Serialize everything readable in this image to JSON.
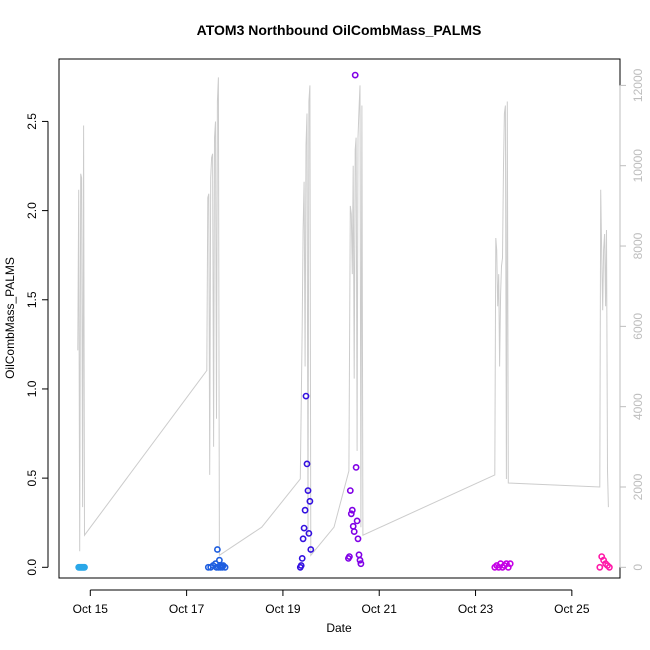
{
  "chart_data": {
    "type": "scatter",
    "title": "ATOM3 Northbound OilCombMass_PALMS",
    "xlabel": "Date",
    "ylabel": "OilCombMass_PALMS",
    "xlim_days": [
      14.35,
      26.0
    ],
    "ylim": [
      -0.06,
      2.85
    ],
    "y2lim": [
      -266,
      12657
    ],
    "x_ticks": [
      {
        "value": 15,
        "label": "Oct 15"
      },
      {
        "value": 17,
        "label": "Oct 17"
      },
      {
        "value": 19,
        "label": "Oct 19"
      },
      {
        "value": 21,
        "label": "Oct 21"
      },
      {
        "value": 23,
        "label": "Oct 23"
      },
      {
        "value": 25,
        "label": "Oct 25"
      }
    ],
    "y_ticks": [
      {
        "value": 0.0,
        "label": "0.0"
      },
      {
        "value": 0.5,
        "label": "0.5"
      },
      {
        "value": 1.0,
        "label": "1.0"
      },
      {
        "value": 1.5,
        "label": "1.5"
      },
      {
        "value": 2.0,
        "label": "2.0"
      },
      {
        "value": 2.5,
        "label": "2.5"
      }
    ],
    "y2_ticks": [
      {
        "value": 0,
        "label": "0"
      },
      {
        "value": 2000,
        "label": "2000"
      },
      {
        "value": 4000,
        "label": "4000"
      },
      {
        "value": 6000,
        "label": "6000"
      },
      {
        "value": 8000,
        "label": "8000"
      },
      {
        "value": 10000,
        "label": "10000"
      },
      {
        "value": 12000,
        "label": "12000"
      }
    ],
    "grid": false,
    "altitude_trace": {
      "color": "#cccccc",
      "points": [
        [
          14.74,
          5400
        ],
        [
          14.76,
          9400
        ],
        [
          14.78,
          400
        ],
        [
          14.8,
          9800
        ],
        [
          14.82,
          9700
        ],
        [
          14.84,
          1500
        ],
        [
          14.86,
          11000
        ],
        [
          14.88,
          800
        ],
        [
          17.42,
          4900
        ],
        [
          17.44,
          9200
        ],
        [
          17.46,
          9300
        ],
        [
          17.48,
          2300
        ],
        [
          17.5,
          9700
        ],
        [
          17.52,
          10200
        ],
        [
          17.54,
          10300
        ],
        [
          17.56,
          3000
        ],
        [
          17.58,
          10700
        ],
        [
          17.6,
          11100
        ],
        [
          17.62,
          3700
        ],
        [
          17.64,
          11600
        ],
        [
          17.66,
          12200
        ],
        [
          17.68,
          300
        ],
        [
          18.56,
          1000
        ],
        [
          19.36,
          2200
        ],
        [
          19.4,
          6000
        ],
        [
          19.42,
          8400
        ],
        [
          19.44,
          9600
        ],
        [
          19.46,
          5000
        ],
        [
          19.48,
          10500
        ],
        [
          19.5,
          11300
        ],
        [
          19.52,
          800
        ],
        [
          19.54,
          11600
        ],
        [
          19.56,
          12000
        ],
        [
          19.58,
          300
        ],
        [
          20.06,
          1000
        ],
        [
          20.37,
          2400
        ],
        [
          20.4,
          9000
        ],
        [
          20.42,
          8800
        ],
        [
          20.44,
          7300
        ],
        [
          20.46,
          10000
        ],
        [
          20.48,
          4700
        ],
        [
          20.5,
          10400
        ],
        [
          20.52,
          10700
        ],
        [
          20.54,
          2900
        ],
        [
          20.56,
          10700
        ],
        [
          20.58,
          11400
        ],
        [
          20.6,
          12000
        ],
        [
          20.62,
          1000
        ],
        [
          20.64,
          11500
        ],
        [
          20.66,
          800
        ],
        [
          23.4,
          2300
        ],
        [
          23.42,
          8200
        ],
        [
          23.44,
          7900
        ],
        [
          23.46,
          6500
        ],
        [
          23.48,
          7300
        ],
        [
          23.5,
          5000
        ],
        [
          23.52,
          6800
        ],
        [
          23.54,
          7500
        ],
        [
          23.56,
          7700
        ],
        [
          23.58,
          10000
        ],
        [
          23.6,
          11300
        ],
        [
          23.62,
          11500
        ],
        [
          23.64,
          2200
        ],
        [
          23.66,
          11600
        ],
        [
          23.68,
          2100
        ],
        [
          25.58,
          2000
        ],
        [
          25.6,
          9400
        ],
        [
          25.62,
          7800
        ],
        [
          25.64,
          6400
        ],
        [
          25.66,
          7900
        ],
        [
          25.68,
          8300
        ],
        [
          25.7,
          6500
        ],
        [
          25.72,
          8400
        ],
        [
          25.74,
          2400
        ],
        [
          25.76,
          1500
        ]
      ]
    },
    "series": [
      {
        "color": "#2aa7e8",
        "x": [
          14.76,
          14.78,
          14.8,
          14.82,
          14.84,
          14.86,
          14.88
        ],
        "y": [
          0.0,
          0.0,
          0.0,
          0.0,
          0.0,
          0.0,
          0.0
        ]
      },
      {
        "color": "#1f5fe0",
        "x": [
          17.45,
          17.5,
          17.55,
          17.6,
          17.62,
          17.64,
          17.66,
          17.68,
          17.7,
          17.72,
          17.74,
          17.76,
          17.8
        ],
        "y": [
          0.0,
          0.0,
          0.01,
          0.02,
          0.0,
          0.1,
          0.0,
          0.04,
          0.0,
          0.01,
          0.0,
          0.01,
          0.0
        ]
      },
      {
        "color": "#3310e0",
        "x": [
          19.36,
          19.38,
          19.4,
          19.42,
          19.44,
          19.46,
          19.48,
          19.5,
          19.52,
          19.54,
          19.56,
          19.58
        ],
        "y": [
          0.0,
          0.01,
          0.05,
          0.16,
          0.22,
          0.32,
          0.96,
          0.58,
          0.43,
          0.19,
          0.37,
          0.1
        ]
      },
      {
        "color": "#8000e6",
        "x": [
          20.36,
          20.38,
          20.4,
          20.42,
          20.44,
          20.46,
          20.48,
          20.5,
          20.52,
          20.54,
          20.56,
          20.58,
          20.6,
          20.62
        ],
        "y": [
          0.05,
          0.06,
          0.43,
          0.3,
          0.32,
          0.23,
          0.2,
          2.76,
          0.56,
          0.26,
          0.16,
          0.07,
          0.04,
          0.02
        ]
      },
      {
        "color": "#c500e6",
        "x": [
          23.4,
          23.44,
          23.48,
          23.52,
          23.56,
          23.6,
          23.64,
          23.68,
          23.72
        ],
        "y": [
          0.0,
          0.01,
          0.0,
          0.02,
          0.0,
          0.01,
          0.02,
          0.0,
          0.02
        ]
      },
      {
        "color": "#ff1aa8",
        "x": [
          25.58,
          25.62,
          25.66,
          25.7,
          25.74,
          25.78
        ],
        "y": [
          0.0,
          0.06,
          0.04,
          0.02,
          0.01,
          0.0
        ]
      }
    ]
  }
}
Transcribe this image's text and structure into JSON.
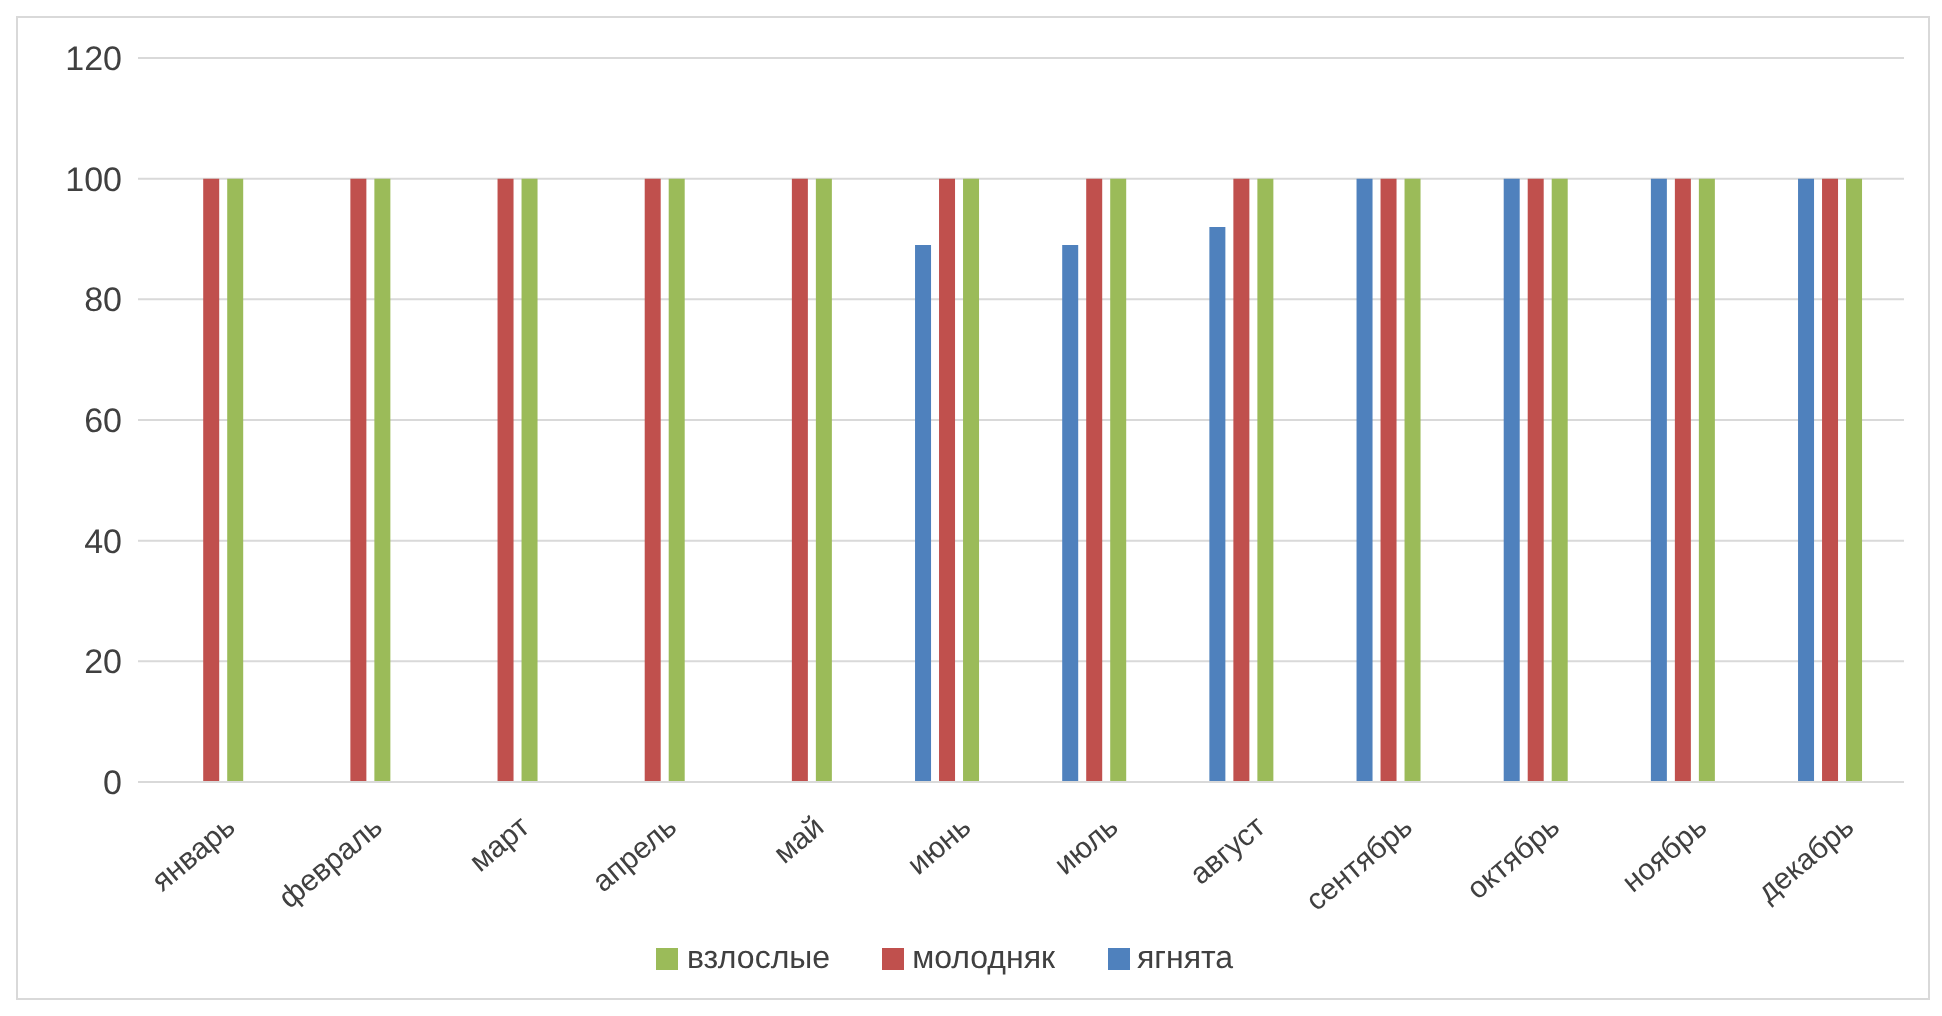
{
  "chart_data": {
    "type": "bar",
    "categories": [
      "январь",
      "февраль",
      "март",
      "апрель",
      "май",
      "июнь",
      "июль",
      "август",
      "сентябрь",
      "октябрь",
      "ноябрь",
      "декабрь"
    ],
    "series": [
      {
        "name": "ягнята",
        "color": "#4f81bd",
        "values": [
          0,
          0,
          0,
          0,
          0,
          89,
          89,
          92,
          100,
          100,
          100,
          100
        ]
      },
      {
        "name": "молодняк",
        "color": "#c0504d",
        "values": [
          100,
          100,
          100,
          100,
          100,
          100,
          100,
          100,
          100,
          100,
          100,
          100
        ]
      },
      {
        "name": "взлослые",
        "color": "#9bbb59",
        "values": [
          100,
          100,
          100,
          100,
          100,
          100,
          100,
          100,
          100,
          100,
          100,
          100
        ]
      }
    ],
    "ylim": [
      0,
      120
    ],
    "yticks": [
      0,
      20,
      40,
      60,
      80,
      100,
      120
    ],
    "grid": "y",
    "legend": "bottom"
  }
}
____
● **Task description**:
Print all of the entries word for word. Skip any images they contain.

● **Solution to this task**:
Serialize everything readable in this image to JSON.
{
  "chart_data": {
    "type": "scatter",
    "title": "ATOM3 Northbound OilCombMass_PALMS",
    "xlabel": "Date",
    "ylabel": "OilCombMass_PALMS",
    "xlim_days": [
      14.35,
      26.0
    ],
    "ylim": [
      -0.06,
      2.85
    ],
    "y2lim": [
      -266,
      12657
    ],
    "x_ticks": [
      {
        "value": 15,
        "label": "Oct 15"
      },
      {
        "value": 17,
        "label": "Oct 17"
      },
      {
        "value": 19,
        "label": "Oct 19"
      },
      {
        "value": 21,
        "label": "Oct 21"
      },
      {
        "value": 23,
        "label": "Oct 23"
      },
      {
        "value": 25,
        "label": "Oct 25"
      }
    ],
    "y_ticks": [
      {
        "value": 0.0,
        "label": "0.0"
      },
      {
        "value": 0.5,
        "label": "0.5"
      },
      {
        "value": 1.0,
        "label": "1.0"
      },
      {
        "value": 1.5,
        "label": "1.5"
      },
      {
        "value": 2.0,
        "label": "2.0"
      },
      {
        "value": 2.5,
        "label": "2.5"
      }
    ],
    "y2_ticks": [
      {
        "value": 0,
        "label": "0"
      },
      {
        "value": 2000,
        "label": "2000"
      },
      {
        "value": 4000,
        "label": "4000"
      },
      {
        "value": 6000,
        "label": "6000"
      },
      {
        "value": 8000,
        "label": "8000"
      },
      {
        "value": 10000,
        "label": "10000"
      },
      {
        "value": 12000,
        "label": "12000"
      }
    ],
    "grid": false,
    "altitude_trace": {
      "color": "#cccccc",
      "points": [
        [
          14.74,
          5400
        ],
        [
          14.76,
          9400
        ],
        [
          14.78,
          400
        ],
        [
          14.8,
          9800
        ],
        [
          14.82,
          9700
        ],
        [
          14.84,
          1500
        ],
        [
          14.86,
          11000
        ],
        [
          14.88,
          800
        ],
        [
          17.42,
          4900
        ],
        [
          17.44,
          9200
        ],
        [
          17.46,
          9300
        ],
        [
          17.48,
          2300
        ],
        [
          17.5,
          9700
        ],
        [
          17.52,
          10200
        ],
        [
          17.54,
          10300
        ],
        [
          17.56,
          3000
        ],
        [
          17.58,
          10700
        ],
        [
          17.6,
          11100
        ],
        [
          17.62,
          3700
        ],
        [
          17.64,
          11600
        ],
        [
          17.66,
          12200
        ],
        [
          17.68,
          300
        ],
        [
          18.56,
          1000
        ],
        [
          19.36,
          2200
        ],
        [
          19.4,
          6000
        ],
        [
          19.42,
          8400
        ],
        [
          19.44,
          9600
        ],
        [
          19.46,
          5000
        ],
        [
          19.48,
          10500
        ],
        [
          19.5,
          11300
        ],
        [
          19.52,
          800
        ],
        [
          19.54,
          11600
        ],
        [
          19.56,
          12000
        ],
        [
          19.58,
          300
        ],
        [
          20.06,
          1000
        ],
        [
          20.37,
          2400
        ],
        [
          20.4,
          9000
        ],
        [
          20.42,
          8800
        ],
        [
          20.44,
          7300
        ],
        [
          20.46,
          10000
        ],
        [
          20.48,
          4700
        ],
        [
          20.5,
          10400
        ],
        [
          20.52,
          10700
        ],
        [
          20.54,
          2900
        ],
        [
          20.56,
          10700
        ],
        [
          20.58,
          11400
        ],
        [
          20.6,
          12000
        ],
        [
          20.62,
          1000
        ],
        [
          20.64,
          11500
        ],
        [
          20.66,
          800
        ],
        [
          23.4,
          2300
        ],
        [
          23.42,
          8200
        ],
        [
          23.44,
          7900
        ],
        [
          23.46,
          6500
        ],
        [
          23.48,
          7300
        ],
        [
          23.5,
          5000
        ],
        [
          23.52,
          6800
        ],
        [
          23.54,
          7500
        ],
        [
          23.56,
          7700
        ],
        [
          23.58,
          10000
        ],
        [
          23.6,
          11300
        ],
        [
          23.62,
          11500
        ],
        [
          23.64,
          2200
        ],
        [
          23.66,
          11600
        ],
        [
          23.68,
          2100
        ],
        [
          25.58,
          2000
        ],
        [
          25.6,
          9400
        ],
        [
          25.62,
          7800
        ],
        [
          25.64,
          6400
        ],
        [
          25.66,
          7900
        ],
        [
          25.68,
          8300
        ],
        [
          25.7,
          6500
        ],
        [
          25.72,
          8400
        ],
        [
          25.74,
          2400
        ],
        [
          25.76,
          1500
        ]
      ]
    },
    "series": [
      {
        "color": "#2aa7e8",
        "x": [
          14.76,
          14.78,
          14.8,
          14.82,
          14.84,
          14.86,
          14.88
        ],
        "y": [
          0.0,
          0.0,
          0.0,
          0.0,
          0.0,
          0.0,
          0.0
        ]
      },
      {
        "color": "#1f5fe0",
        "x": [
          17.45,
          17.5,
          17.55,
          17.6,
          17.62,
          17.64,
          17.66,
          17.68,
          17.7,
          17.72,
          17.74,
          17.76,
          17.8
        ],
        "y": [
          0.0,
          0.0,
          0.01,
          0.02,
          0.0,
          0.1,
          0.0,
          0.04,
          0.0,
          0.01,
          0.0,
          0.01,
          0.0
        ]
      },
      {
        "color": "#3310e0",
        "x": [
          19.36,
          19.38,
          19.4,
          19.42,
          19.44,
          19.46,
          19.48,
          19.5,
          19.52,
          19.54,
          19.56,
          19.58
        ],
        "y": [
          0.0,
          0.01,
          0.05,
          0.16,
          0.22,
          0.32,
          0.96,
          0.58,
          0.43,
          0.19,
          0.37,
          0.1
        ]
      },
      {
        "color": "#8000e6",
        "x": [
          20.36,
          20.38,
          20.4,
          20.42,
          20.44,
          20.46,
          20.48,
          20.5,
          20.52,
          20.54,
          20.56,
          20.58,
          20.6,
          20.62
        ],
        "y": [
          0.05,
          0.06,
          0.43,
          0.3,
          0.32,
          0.23,
          0.2,
          2.76,
          0.56,
          0.26,
          0.16,
          0.07,
          0.04,
          0.02
        ]
      },
      {
        "color": "#c500e6",
        "x": [
          23.4,
          23.44,
          23.48,
          23.52,
          23.56,
          23.6,
          23.64,
          23.68,
          23.72
        ],
        "y": [
          0.0,
          0.01,
          0.0,
          0.02,
          0.0,
          0.01,
          0.02,
          0.0,
          0.02
        ]
      },
      {
        "color": "#ff1aa8",
        "x": [
          25.58,
          25.62,
          25.66,
          25.7,
          25.74,
          25.78
        ],
        "y": [
          0.0,
          0.06,
          0.04,
          0.02,
          0.01,
          0.0
        ]
      }
    ]
  }
}
Transcribe this image's text and structure into JSON.
{
  "chart_data": {
    "type": "bar",
    "categories": [
      "январь",
      "февраль",
      "март",
      "апрель",
      "май",
      "июнь",
      "июль",
      "август",
      "сентябрь",
      "октябрь",
      "ноябрь",
      "декабрь"
    ],
    "series": [
      {
        "name": "ягнята",
        "color": "#4f81bd",
        "values": [
          0,
          0,
          0,
          0,
          0,
          89,
          89,
          92,
          100,
          100,
          100,
          100
        ]
      },
      {
        "name": "молодняк",
        "color": "#c0504d",
        "values": [
          100,
          100,
          100,
          100,
          100,
          100,
          100,
          100,
          100,
          100,
          100,
          100
        ]
      },
      {
        "name": "взлослые",
        "color": "#9bbb59",
        "values": [
          100,
          100,
          100,
          100,
          100,
          100,
          100,
          100,
          100,
          100,
          100,
          100
        ]
      }
    ],
    "ylim": [
      0,
      120
    ],
    "yticks": [
      0,
      20,
      40,
      60,
      80,
      100,
      120
    ],
    "grid": "y",
    "legend": "bottom"
  }
}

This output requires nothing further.